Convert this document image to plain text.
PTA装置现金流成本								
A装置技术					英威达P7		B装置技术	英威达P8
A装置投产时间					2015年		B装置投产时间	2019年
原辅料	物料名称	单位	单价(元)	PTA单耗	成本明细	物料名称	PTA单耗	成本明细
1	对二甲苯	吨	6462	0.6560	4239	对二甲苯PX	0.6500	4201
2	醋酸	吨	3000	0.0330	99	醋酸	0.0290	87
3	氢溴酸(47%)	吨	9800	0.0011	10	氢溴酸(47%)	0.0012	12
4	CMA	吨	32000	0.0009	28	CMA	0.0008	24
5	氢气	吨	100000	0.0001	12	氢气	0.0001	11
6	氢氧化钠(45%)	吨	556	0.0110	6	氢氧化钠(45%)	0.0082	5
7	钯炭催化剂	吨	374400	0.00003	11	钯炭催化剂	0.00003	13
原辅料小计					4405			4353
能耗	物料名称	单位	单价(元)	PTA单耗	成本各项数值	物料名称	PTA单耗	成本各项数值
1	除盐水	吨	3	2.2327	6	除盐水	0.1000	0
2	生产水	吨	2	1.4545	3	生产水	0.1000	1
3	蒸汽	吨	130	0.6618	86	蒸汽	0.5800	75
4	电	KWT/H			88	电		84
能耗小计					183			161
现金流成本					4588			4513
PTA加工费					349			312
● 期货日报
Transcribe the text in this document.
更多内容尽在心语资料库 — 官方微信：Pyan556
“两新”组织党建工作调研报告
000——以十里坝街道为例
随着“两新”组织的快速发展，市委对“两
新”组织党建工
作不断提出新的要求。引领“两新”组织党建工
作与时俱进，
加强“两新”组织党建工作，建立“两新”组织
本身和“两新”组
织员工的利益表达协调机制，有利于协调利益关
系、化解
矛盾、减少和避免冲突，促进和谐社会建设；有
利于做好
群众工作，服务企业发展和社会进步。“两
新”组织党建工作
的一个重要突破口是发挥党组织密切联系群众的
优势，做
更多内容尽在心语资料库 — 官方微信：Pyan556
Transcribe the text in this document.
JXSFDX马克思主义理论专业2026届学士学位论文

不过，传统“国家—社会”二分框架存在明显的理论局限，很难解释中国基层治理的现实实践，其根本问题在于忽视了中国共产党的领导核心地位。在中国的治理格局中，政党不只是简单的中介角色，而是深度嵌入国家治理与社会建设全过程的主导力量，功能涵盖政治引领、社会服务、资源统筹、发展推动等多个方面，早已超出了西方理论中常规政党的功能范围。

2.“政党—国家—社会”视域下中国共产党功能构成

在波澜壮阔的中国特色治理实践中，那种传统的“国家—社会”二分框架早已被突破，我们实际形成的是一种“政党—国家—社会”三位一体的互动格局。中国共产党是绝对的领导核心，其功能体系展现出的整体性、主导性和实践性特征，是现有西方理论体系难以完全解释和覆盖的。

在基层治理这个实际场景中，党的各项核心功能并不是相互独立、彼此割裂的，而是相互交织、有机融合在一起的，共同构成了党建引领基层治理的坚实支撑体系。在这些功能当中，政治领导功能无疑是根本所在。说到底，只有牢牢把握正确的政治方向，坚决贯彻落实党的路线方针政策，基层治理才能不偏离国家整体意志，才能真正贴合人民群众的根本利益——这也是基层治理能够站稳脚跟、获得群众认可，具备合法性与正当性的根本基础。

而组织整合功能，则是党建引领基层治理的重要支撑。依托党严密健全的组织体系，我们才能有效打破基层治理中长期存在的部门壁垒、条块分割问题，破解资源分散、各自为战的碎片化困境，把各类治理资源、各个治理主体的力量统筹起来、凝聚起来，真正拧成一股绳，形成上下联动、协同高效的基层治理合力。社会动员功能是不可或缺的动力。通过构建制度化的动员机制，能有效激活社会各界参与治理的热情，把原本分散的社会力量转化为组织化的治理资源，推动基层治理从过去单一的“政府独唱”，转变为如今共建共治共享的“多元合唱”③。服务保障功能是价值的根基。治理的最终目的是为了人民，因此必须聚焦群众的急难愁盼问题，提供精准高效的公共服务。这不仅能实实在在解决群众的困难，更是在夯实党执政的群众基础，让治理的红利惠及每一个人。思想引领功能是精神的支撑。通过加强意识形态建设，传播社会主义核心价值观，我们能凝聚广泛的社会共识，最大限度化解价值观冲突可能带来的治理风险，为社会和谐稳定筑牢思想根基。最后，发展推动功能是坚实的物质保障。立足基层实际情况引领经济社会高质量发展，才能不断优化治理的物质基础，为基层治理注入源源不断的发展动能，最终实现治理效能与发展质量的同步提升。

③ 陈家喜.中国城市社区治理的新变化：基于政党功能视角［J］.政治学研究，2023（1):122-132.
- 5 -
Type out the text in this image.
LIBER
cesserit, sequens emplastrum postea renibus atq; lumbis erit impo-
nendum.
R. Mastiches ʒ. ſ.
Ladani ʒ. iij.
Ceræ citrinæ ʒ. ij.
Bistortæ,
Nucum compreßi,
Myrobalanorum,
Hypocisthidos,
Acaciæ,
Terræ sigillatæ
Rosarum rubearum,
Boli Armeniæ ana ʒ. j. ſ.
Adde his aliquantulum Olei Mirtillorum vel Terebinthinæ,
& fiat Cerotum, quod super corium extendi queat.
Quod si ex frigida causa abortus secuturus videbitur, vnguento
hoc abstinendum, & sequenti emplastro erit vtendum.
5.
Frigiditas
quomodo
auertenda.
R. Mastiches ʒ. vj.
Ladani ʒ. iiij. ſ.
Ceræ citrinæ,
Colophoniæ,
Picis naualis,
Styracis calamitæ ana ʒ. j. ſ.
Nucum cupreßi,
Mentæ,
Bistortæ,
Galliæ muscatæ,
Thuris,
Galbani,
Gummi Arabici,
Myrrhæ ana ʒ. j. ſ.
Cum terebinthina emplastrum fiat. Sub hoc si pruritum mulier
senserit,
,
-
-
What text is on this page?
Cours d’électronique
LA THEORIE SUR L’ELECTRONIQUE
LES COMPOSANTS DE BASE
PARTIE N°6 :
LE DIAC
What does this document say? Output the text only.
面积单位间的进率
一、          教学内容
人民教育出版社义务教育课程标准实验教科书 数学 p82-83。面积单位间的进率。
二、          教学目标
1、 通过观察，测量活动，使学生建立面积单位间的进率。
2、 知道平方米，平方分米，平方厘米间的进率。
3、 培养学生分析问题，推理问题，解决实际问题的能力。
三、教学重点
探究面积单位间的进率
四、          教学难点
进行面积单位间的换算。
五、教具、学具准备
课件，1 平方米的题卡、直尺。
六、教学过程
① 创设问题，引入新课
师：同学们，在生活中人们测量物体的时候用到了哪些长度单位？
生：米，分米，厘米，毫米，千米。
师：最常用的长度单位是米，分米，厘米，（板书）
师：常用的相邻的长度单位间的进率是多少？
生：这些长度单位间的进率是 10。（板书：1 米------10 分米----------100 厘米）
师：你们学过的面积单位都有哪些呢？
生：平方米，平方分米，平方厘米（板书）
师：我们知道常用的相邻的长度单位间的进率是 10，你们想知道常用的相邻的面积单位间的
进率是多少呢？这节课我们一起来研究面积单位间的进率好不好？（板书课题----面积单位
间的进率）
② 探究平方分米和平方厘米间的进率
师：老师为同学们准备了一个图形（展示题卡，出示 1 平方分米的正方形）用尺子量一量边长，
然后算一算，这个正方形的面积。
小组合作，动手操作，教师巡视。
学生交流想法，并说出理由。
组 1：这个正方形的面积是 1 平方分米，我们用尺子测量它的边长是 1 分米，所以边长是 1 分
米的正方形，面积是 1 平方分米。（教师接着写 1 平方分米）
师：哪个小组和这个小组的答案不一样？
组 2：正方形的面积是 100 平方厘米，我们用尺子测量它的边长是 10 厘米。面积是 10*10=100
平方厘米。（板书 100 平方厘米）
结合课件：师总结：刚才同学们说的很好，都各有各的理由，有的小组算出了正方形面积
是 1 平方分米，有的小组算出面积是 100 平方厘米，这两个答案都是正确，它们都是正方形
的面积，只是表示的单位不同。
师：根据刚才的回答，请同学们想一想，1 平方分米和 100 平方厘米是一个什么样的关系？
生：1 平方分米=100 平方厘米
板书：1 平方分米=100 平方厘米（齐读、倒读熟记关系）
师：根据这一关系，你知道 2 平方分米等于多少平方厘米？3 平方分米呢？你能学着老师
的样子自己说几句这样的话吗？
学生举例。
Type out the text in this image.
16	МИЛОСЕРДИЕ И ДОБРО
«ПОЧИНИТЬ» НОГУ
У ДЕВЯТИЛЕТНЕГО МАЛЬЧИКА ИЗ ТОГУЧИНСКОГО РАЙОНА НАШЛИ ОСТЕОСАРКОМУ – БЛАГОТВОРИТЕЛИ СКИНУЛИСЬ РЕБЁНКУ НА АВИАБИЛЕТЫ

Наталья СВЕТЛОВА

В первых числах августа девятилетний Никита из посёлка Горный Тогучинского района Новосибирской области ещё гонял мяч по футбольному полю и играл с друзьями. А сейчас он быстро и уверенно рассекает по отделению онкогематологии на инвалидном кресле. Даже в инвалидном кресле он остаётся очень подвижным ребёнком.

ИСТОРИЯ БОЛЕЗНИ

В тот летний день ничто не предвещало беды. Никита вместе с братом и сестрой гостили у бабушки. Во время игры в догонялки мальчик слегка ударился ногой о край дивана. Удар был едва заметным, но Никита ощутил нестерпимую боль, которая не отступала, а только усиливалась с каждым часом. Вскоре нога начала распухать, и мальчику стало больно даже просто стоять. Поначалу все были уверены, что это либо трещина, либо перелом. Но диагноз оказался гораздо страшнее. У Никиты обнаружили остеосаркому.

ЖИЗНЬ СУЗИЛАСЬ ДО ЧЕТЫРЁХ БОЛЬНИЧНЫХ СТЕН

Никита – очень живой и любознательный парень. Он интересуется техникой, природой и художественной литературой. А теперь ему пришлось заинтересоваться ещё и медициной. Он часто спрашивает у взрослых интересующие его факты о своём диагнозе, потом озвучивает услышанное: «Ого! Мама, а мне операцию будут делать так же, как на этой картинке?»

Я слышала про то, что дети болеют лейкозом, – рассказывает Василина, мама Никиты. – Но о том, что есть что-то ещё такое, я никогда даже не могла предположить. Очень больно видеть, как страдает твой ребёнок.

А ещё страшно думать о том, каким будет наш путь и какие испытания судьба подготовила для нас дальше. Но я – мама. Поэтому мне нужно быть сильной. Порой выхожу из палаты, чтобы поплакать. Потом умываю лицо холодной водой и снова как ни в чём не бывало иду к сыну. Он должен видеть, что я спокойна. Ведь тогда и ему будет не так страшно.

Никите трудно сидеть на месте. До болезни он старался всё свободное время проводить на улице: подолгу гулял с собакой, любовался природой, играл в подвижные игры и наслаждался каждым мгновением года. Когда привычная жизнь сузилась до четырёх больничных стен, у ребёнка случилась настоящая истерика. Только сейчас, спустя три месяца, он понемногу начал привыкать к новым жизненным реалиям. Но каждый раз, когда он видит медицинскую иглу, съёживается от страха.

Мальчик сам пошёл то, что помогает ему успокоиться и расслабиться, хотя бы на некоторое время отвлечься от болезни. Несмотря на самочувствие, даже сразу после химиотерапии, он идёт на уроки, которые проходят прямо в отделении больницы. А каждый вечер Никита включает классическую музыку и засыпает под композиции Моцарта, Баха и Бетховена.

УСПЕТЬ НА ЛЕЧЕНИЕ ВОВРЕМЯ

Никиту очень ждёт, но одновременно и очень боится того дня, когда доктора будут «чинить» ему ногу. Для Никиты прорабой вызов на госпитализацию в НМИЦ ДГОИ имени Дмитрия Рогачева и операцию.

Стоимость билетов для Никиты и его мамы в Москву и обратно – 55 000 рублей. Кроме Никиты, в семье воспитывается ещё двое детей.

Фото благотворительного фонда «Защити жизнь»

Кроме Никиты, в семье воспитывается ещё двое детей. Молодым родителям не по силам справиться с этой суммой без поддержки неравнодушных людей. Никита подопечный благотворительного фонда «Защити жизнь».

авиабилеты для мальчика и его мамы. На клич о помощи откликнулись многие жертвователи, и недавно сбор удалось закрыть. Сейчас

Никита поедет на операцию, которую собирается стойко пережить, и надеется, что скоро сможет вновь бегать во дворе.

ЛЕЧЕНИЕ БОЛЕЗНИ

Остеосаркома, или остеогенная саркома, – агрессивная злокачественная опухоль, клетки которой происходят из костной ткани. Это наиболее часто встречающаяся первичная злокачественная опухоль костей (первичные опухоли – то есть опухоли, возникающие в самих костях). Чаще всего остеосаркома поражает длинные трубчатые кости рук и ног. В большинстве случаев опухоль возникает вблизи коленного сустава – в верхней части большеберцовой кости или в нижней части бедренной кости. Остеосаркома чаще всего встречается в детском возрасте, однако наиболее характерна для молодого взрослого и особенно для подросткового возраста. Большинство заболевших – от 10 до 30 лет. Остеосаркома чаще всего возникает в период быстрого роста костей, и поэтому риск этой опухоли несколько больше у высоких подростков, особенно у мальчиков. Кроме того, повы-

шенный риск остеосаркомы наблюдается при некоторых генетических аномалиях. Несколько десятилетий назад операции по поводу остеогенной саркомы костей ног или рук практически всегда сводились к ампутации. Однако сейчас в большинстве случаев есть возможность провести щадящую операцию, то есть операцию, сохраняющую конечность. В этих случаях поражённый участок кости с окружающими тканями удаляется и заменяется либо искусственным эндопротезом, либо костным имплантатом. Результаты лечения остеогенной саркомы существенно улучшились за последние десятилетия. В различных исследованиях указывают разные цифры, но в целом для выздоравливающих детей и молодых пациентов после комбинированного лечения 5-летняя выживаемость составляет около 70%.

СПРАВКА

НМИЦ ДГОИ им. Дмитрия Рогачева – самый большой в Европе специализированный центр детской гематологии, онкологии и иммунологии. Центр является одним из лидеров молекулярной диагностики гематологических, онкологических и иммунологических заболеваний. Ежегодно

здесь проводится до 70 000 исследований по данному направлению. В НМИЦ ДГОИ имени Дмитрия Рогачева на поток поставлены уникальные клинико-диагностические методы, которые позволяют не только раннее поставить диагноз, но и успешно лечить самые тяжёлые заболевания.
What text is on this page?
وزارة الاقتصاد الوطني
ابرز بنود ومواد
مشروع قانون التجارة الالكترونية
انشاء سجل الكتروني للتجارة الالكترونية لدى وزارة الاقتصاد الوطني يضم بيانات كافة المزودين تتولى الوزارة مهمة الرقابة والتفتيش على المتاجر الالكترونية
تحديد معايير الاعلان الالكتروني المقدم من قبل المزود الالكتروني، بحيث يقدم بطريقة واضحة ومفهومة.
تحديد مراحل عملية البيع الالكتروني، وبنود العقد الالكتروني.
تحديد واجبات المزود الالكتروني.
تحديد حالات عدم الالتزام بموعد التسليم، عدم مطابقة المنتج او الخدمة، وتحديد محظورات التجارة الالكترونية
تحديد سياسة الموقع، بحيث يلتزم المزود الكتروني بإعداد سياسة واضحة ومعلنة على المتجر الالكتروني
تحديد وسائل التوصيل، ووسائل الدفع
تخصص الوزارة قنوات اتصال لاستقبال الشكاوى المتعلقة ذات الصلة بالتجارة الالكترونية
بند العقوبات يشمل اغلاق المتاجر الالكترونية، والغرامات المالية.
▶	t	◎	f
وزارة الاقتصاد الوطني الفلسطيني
___
• _The request_
In the listing, how many lines hold "document"? Answer with a bare number.

• _Task response_
4